__Written request__: Carry none of the pictures over; write out the complete data exactly.
═══ Exercise inputs ═══
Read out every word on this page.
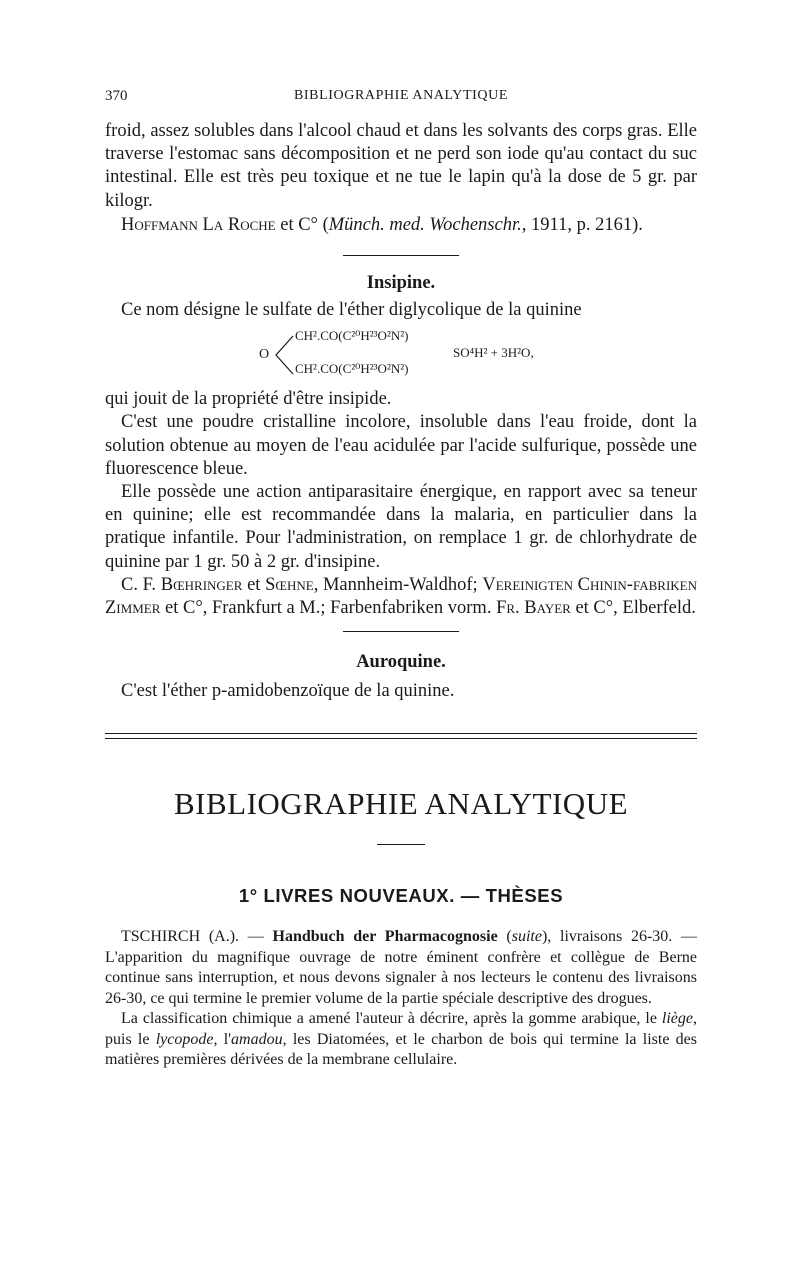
370	BIBLIOGRAPHIE ANALYTIQUE

froid, assez solubles dans l'alcool chaud et dans les solvants des corps gras. Elle traverse l'estomac sans décomposition et ne perd son iode qu'au contact du suc intestinal. Elle est très peu toxique et ne tue le lapin qu'à la dose de 5 gr. par kilogr.

Hoffmann La Roche et C° (Münch. med. Wochenschr., 1911, p. 2161).

Insipine.

Ce nom désigne le sulfate de l'éther diglycolique de la quinine

O
CH².CO(C²⁰H²³O²N²)
CH².CO(C²⁰H²³O²N²)
SO⁴H² + 3H²O,

qui jouit de la propriété d'être insipide.

C'est une poudre cristalline incolore, insoluble dans l'eau froide, dont la solution obtenue au moyen de l'eau acidulée par l'acide sulfurique, possède une fluorescence bleue.

Elle possède une action antiparasitaire énergique, en rapport avec sa teneur en quinine; elle est recommandée dans la malaria, en particulier dans la pratique infantile. Pour l'administration, on remplace 1 gr. de chlorhydrate de quinine par 1 gr. 50 à 2 gr. d'insipine.

C. F. Bœhringer et Sœhne, Mannheim-Waldhof; Vereinigten Chinin-fabriken Zimmer et C°, Frankfurt a M.; Farbenfabriken vorm. Fr. Bayer et C°, Elberfeld.

Auroquine.

C'est l'éther p-amidobenzoïque de la quinine.

BIBLIOGRAPHIE ANALYTIQUE
1° LIVRES NOUVEAUX. — THÈSES

TSCHIRCH (A.). — Handbuch der Pharmacognosie (suite), livraisons 26-30. — L'apparition du magnifique ouvrage de notre éminent confrère et collègue de Berne continue sans interruption, et nous devons signaler à nos lecteurs le contenu des livraisons 26-30, ce qui termine le premier volume de la partie spéciale descriptive des drogues.

La classification chimique a amené l'auteur à décrire, après la gomme arabique, le liège, puis le lycopode, l'amadou, les Diatomées, et le charbon de bois qui termine la liste des matières premières dérivées de la membrane cellulaire.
═══
__Final answer__:
Read out every word on this page.
370	BIBLIOGRAPHIE ANALYTIQUE

froid, assez solubles dans l'alcool chaud et dans les solvants des corps gras. Elle traverse l'estomac sans décomposition et ne perd son iode qu'au contact du suc intestinal. Elle est très peu toxique et ne tue le lapin qu'à la dose de 5 gr. par kilogr.

Hoffmann La Roche et C° (Münch. med. Wochenschr., 1911, p. 2161).

Insipine.

Ce nom désigne le sulfate de l'éther diglycolique de la quinine

O
CH².CO(C²⁰H²³O²N²)
CH².CO(C²⁰H²³O²N²)
SO⁴H² + 3H²O,

qui jouit de la propriété d'être insipide.

C'est une poudre cristalline incolore, insoluble dans l'eau froide, dont la solution obtenue au moyen de l'eau acidulée par l'acide sulfurique, possède une fluorescence bleue.

Elle possède une action antiparasitaire énergique, en rapport avec sa teneur en quinine; elle est recommandée dans la malaria, en particulier dans la pratique infantile. Pour l'administration, on remplace 1 gr. de chlorhydrate de quinine par 1 gr. 50 à 2 gr. d'insipine.

C. F. Bœhringer et Sœhne, Mannheim-Waldhof; Vereinigten Chinin-fabriken Zimmer et C°, Frankfurt a M.; Farbenfabriken vorm. Fr. Bayer et C°, Elberfeld.

Auroquine.

C'est l'éther p-amidobenzoïque de la quinine.

BIBLIOGRAPHIE ANALYTIQUE
1° LIVRES NOUVEAUX. — THÈSES

TSCHIRCH (A.). — Handbuch der Pharmacognosie (suite), livraisons 26-30. — L'apparition du magnifique ouvrage de notre éminent confrère et collègue de Berne continue sans interruption, et nous devons signaler à nos lecteurs le contenu des livraisons 26-30, ce qui termine le premier volume de la partie spéciale descriptive des drogues.

La classification chimique a amené l'auteur à décrire, après la gomme arabique, le liège, puis le lycopode, l'amadou, les Diatomées, et le charbon de bois qui termine la liste des matières premières dérivées de la membrane cellulaire.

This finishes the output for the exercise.